Exercise details: Retype each record below word for word. Leave the pictures out.

(Figure record listings)
____

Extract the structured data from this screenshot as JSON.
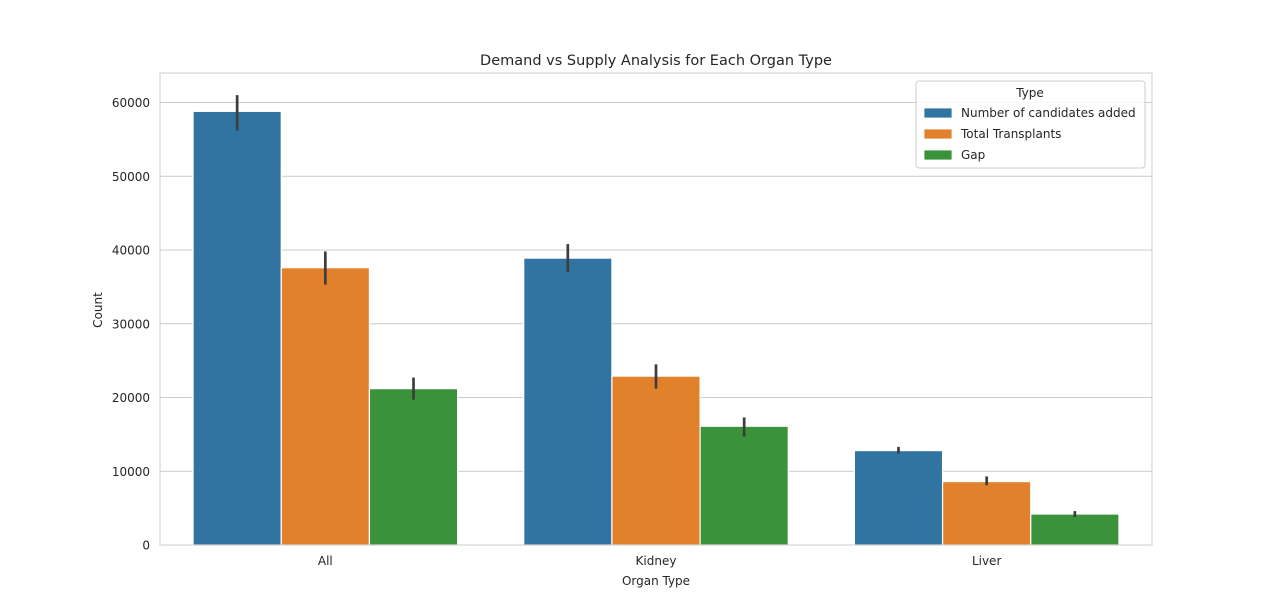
{
  "chart_data": {
    "type": "bar",
    "title": "Demand vs Supply Analysis for Each Organ Type",
    "xlabel": "Organ Type",
    "ylabel": "Count",
    "categories": [
      "All",
      "Kidney",
      "Liver"
    ],
    "ylim": [
      0,
      64000
    ],
    "yticks": [
      0,
      10000,
      20000,
      30000,
      40000,
      50000,
      60000
    ],
    "grid": true,
    "legend": {
      "title": "Type",
      "placement": "top-right"
    },
    "series": [
      {
        "name": "Number of candidates added",
        "color": "#3274a1",
        "values": [
          58800,
          38900,
          12800
        ],
        "error_low": [
          56200,
          37000,
          12400
        ],
        "error_high": [
          61000,
          40800,
          13300
        ]
      },
      {
        "name": "Total Transplants",
        "color": "#e1812c",
        "values": [
          37600,
          22900,
          8600
        ],
        "error_low": [
          35300,
          21200,
          8100
        ],
        "error_high": [
          39800,
          24500,
          9300
        ]
      },
      {
        "name": "Gap",
        "color": "#3a923a",
        "values": [
          21200,
          16100,
          4200
        ],
        "error_low": [
          19700,
          14700,
          3800
        ],
        "error_high": [
          22700,
          17300,
          4600
        ]
      }
    ]
  }
}
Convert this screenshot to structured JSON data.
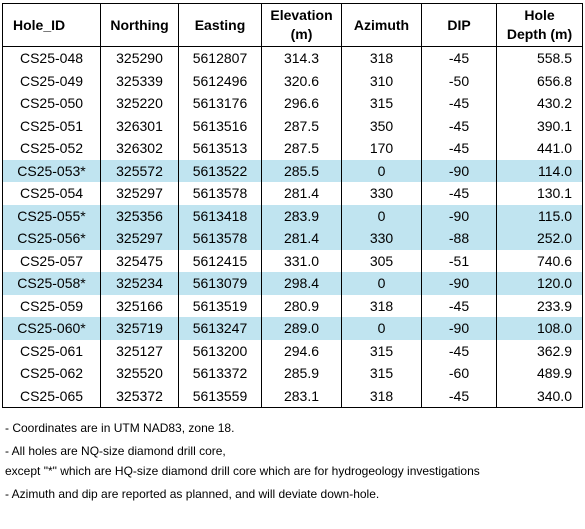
{
  "table": {
    "headers": {
      "hole_id": "Hole_ID",
      "northing": "Northing",
      "easting": "Easting",
      "elevation_line1": "Elevation",
      "elevation_line2": "(m)",
      "azimuth": "Azimuth",
      "dip": "DIP",
      "depth_line1": "Hole",
      "depth_line2": "Depth (m)"
    },
    "highlight_color": "#c0e4f0",
    "rows": [
      {
        "hole_id": "CS25-048",
        "northing": "325290",
        "easting": "5612807",
        "elevation": "314.3",
        "azimuth": "318",
        "dip": "-45",
        "depth": "558.5",
        "highlighted": false
      },
      {
        "hole_id": "CS25-049",
        "northing": "325339",
        "easting": "5612496",
        "elevation": "320.6",
        "azimuth": "310",
        "dip": "-50",
        "depth": "656.8",
        "highlighted": false
      },
      {
        "hole_id": "CS25-050",
        "northing": "325220",
        "easting": "5613176",
        "elevation": "296.6",
        "azimuth": "315",
        "dip": "-45",
        "depth": "430.2",
        "highlighted": false
      },
      {
        "hole_id": "CS25-051",
        "northing": "326301",
        "easting": "5613516",
        "elevation": "287.5",
        "azimuth": "350",
        "dip": "-45",
        "depth": "390.1",
        "highlighted": false
      },
      {
        "hole_id": "CS25-052",
        "northing": "326302",
        "easting": "5613513",
        "elevation": "287.5",
        "azimuth": "170",
        "dip": "-45",
        "depth": "441.0",
        "highlighted": false
      },
      {
        "hole_id": "CS25-053*",
        "northing": "325572",
        "easting": "5613522",
        "elevation": "285.5",
        "azimuth": "0",
        "dip": "-90",
        "depth": "114.0",
        "highlighted": true
      },
      {
        "hole_id": "CS25-054",
        "northing": "325297",
        "easting": "5613578",
        "elevation": "281.4",
        "azimuth": "330",
        "dip": "-45",
        "depth": "130.1",
        "highlighted": false
      },
      {
        "hole_id": "CS25-055*",
        "northing": "325356",
        "easting": "5613418",
        "elevation": "283.9",
        "azimuth": "0",
        "dip": "-90",
        "depth": "115.0",
        "highlighted": true
      },
      {
        "hole_id": "CS25-056*",
        "northing": "325297",
        "easting": "5613578",
        "elevation": "281.4",
        "azimuth": "330",
        "dip": "-88",
        "depth": "252.0",
        "highlighted": true
      },
      {
        "hole_id": "CS25-057",
        "northing": "325475",
        "easting": "5612415",
        "elevation": "331.0",
        "azimuth": "305",
        "dip": "-51",
        "depth": "740.6",
        "highlighted": false
      },
      {
        "hole_id": "CS25-058*",
        "northing": "325234",
        "easting": "5613079",
        "elevation": "298.4",
        "azimuth": "0",
        "dip": "-90",
        "depth": "120.0",
        "highlighted": true
      },
      {
        "hole_id": "CS25-059",
        "northing": "325166",
        "easting": "5613519",
        "elevation": "280.9",
        "azimuth": "318",
        "dip": "-45",
        "depth": "233.9",
        "highlighted": false
      },
      {
        "hole_id": "CS25-060*",
        "northing": "325719",
        "easting": "5613247",
        "elevation": "289.0",
        "azimuth": "0",
        "dip": "-90",
        "depth": "108.0",
        "highlighted": true
      },
      {
        "hole_id": "CS25-061",
        "northing": "325127",
        "easting": "5613200",
        "elevation": "294.6",
        "azimuth": "315",
        "dip": "-45",
        "depth": "362.9",
        "highlighted": false
      },
      {
        "hole_id": "CS25-062",
        "northing": "325520",
        "easting": "5613372",
        "elevation": "285.9",
        "azimuth": "315",
        "dip": "-60",
        "depth": "489.9",
        "highlighted": false
      },
      {
        "hole_id": "CS25-065",
        "northing": "325372",
        "easting": "5613559",
        "elevation": "283.1",
        "azimuth": "318",
        "dip": "-45",
        "depth": "340.0",
        "highlighted": false
      }
    ]
  },
  "notes": {
    "coordinates": "- Coordinates are in UTM NAD83, zone 18.",
    "core_size_line1": "- All holes are NQ-size diamond drill core,",
    "core_size_line2": "except \"*\" which are HQ-size diamond drill core which are for hydrogeology investigations",
    "azimuth_dip": "- Azimuth and dip are reported as planned, and will deviate down-hole."
  }
}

____

Written solution:
Extract the structured data from this screenshot as JSON.
{
  "chart_data": {
    "type": "bar",
    "title": "Demand vs Supply Analysis for Each Organ Type",
    "xlabel": "Organ Type",
    "ylabel": "Count",
    "categories": [
      "All",
      "Kidney",
      "Liver"
    ],
    "ylim": [
      0,
      64000
    ],
    "yticks": [
      0,
      10000,
      20000,
      30000,
      40000,
      50000,
      60000
    ],
    "grid": true,
    "legend": {
      "title": "Type",
      "placement": "top-right"
    },
    "series": [
      {
        "name": "Number of candidates added",
        "color": "#3274a1",
        "values": [
          58800,
          38900,
          12800
        ],
        "error_low": [
          56200,
          37000,
          12400
        ],
        "error_high": [
          61000,
          40800,
          13300
        ]
      },
      {
        "name": "Total Transplants",
        "color": "#e1812c",
        "values": [
          37600,
          22900,
          8600
        ],
        "error_low": [
          35300,
          21200,
          8100
        ],
        "error_high": [
          39800,
          24500,
          9300
        ]
      },
      {
        "name": "Gap",
        "color": "#3a923a",
        "values": [
          21200,
          16100,
          4200
        ],
        "error_low": [
          19700,
          14700,
          3800
        ],
        "error_high": [
          22700,
          17300,
          4600
        ]
      }
    ]
  }
}
Convert this screenshot to structured JSON data.
{
  "table": {
    "headers": {
      "hole_id": "Hole_ID",
      "northing": "Northing",
      "easting": "Easting",
      "elevation_line1": "Elevation",
      "elevation_line2": "(m)",
      "azimuth": "Azimuth",
      "dip": "DIP",
      "depth_line1": "Hole",
      "depth_line2": "Depth (m)"
    },
    "highlight_color": "#c0e4f0",
    "rows": [
      {
        "hole_id": "CS25-048",
        "northing": "325290",
        "easting": "5612807",
        "elevation": "314.3",
        "azimuth": "318",
        "dip": "-45",
        "depth": "558.5",
        "highlighted": false
      },
      {
        "hole_id": "CS25-049",
        "northing": "325339",
        "easting": "5612496",
        "elevation": "320.6",
        "azimuth": "310",
        "dip": "-50",
        "depth": "656.8",
        "highlighted": false
      },
      {
        "hole_id": "CS25-050",
        "northing": "325220",
        "easting": "5613176",
        "elevation": "296.6",
        "azimuth": "315",
        "dip": "-45",
        "depth": "430.2",
        "highlighted": false
      },
      {
        "hole_id": "CS25-051",
        "northing": "326301",
        "easting": "5613516",
        "elevation": "287.5",
        "azimuth": "350",
        "dip": "-45",
        "depth": "390.1",
        "highlighted": false
      },
      {
        "hole_id": "CS25-052",
        "northing": "326302",
        "easting": "5613513",
        "elevation": "287.5",
        "azimuth": "170",
        "dip": "-45",
        "depth": "441.0",
        "highlighted": false
      },
      {
        "hole_id": "CS25-053*",
        "northing": "325572",
        "easting": "5613522",
        "elevation": "285.5",
        "azimuth": "0",
        "dip": "-90",
        "depth": "114.0",
        "highlighted": true
      },
      {
        "hole_id": "CS25-054",
        "northing": "325297",
        "easting": "5613578",
        "elevation": "281.4",
        "azimuth": "330",
        "dip": "-45",
        "depth": "130.1",
        "highlighted": false
      },
      {
        "hole_id": "CS25-055*",
        "northing": "325356",
        "easting": "5613418",
        "elevation": "283.9",
        "azimuth": "0",
        "dip": "-90",
        "depth": "115.0",
        "highlighted": true
      },
      {
        "hole_id": "CS25-056*",
        "northing": "325297",
        "easting": "5613578",
        "elevation": "281.4",
        "azimuth": "330",
        "dip": "-88",
        "depth": "252.0",
        "highlighted": true
      },
      {
        "hole_id": "CS25-057",
        "northing": "325475",
        "easting": "5612415",
        "elevation": "331.0",
        "azimuth": "305",
        "dip": "-51",
        "depth": "740.6",
        "highlighted": false
      },
      {
        "hole_id": "CS25-058*",
        "northing": "325234",
        "easting": "5613079",
        "elevation": "298.4",
        "azimuth": "0",
        "dip": "-90",
        "depth": "120.0",
        "highlighted": true
      },
      {
        "hole_id": "CS25-059",
        "northing": "325166",
        "easting": "5613519",
        "elevation": "280.9",
        "azimuth": "318",
        "dip": "-45",
        "depth": "233.9",
        "highlighted": false
      },
      {
        "hole_id": "CS25-060*",
        "northing": "325719",
        "easting": "5613247",
        "elevation": "289.0",
        "azimuth": "0",
        "dip": "-90",
        "depth": "108.0",
        "highlighted": true
      },
      {
        "hole_id": "CS25-061",
        "northing": "325127",
        "easting": "5613200",
        "elevation": "294.6",
        "azimuth": "315",
        "dip": "-45",
        "depth": "362.9",
        "highlighted": false
      },
      {
        "hole_id": "CS25-062",
        "northing": "325520",
        "easting": "5613372",
        "elevation": "285.9",
        "azimuth": "315",
        "dip": "-60",
        "depth": "489.9",
        "highlighted": false
      },
      {
        "hole_id": "CS25-065",
        "northing": "325372",
        "easting": "5613559",
        "elevation": "283.1",
        "azimuth": "318",
        "dip": "-45",
        "depth": "340.0",
        "highlighted": false
      }
    ]
  },
  "notes": {
    "coordinates": "- Coordinates are in UTM NAD83, zone 18.",
    "core_size_line1": "- All holes are NQ-size diamond drill core,",
    "core_size_line2": "except \"*\" which are HQ-size diamond drill core which are for hydrogeology investigations",
    "azimuth_dip": "- Azimuth and dip are reported as planned, and will deviate down-hole."
  }
}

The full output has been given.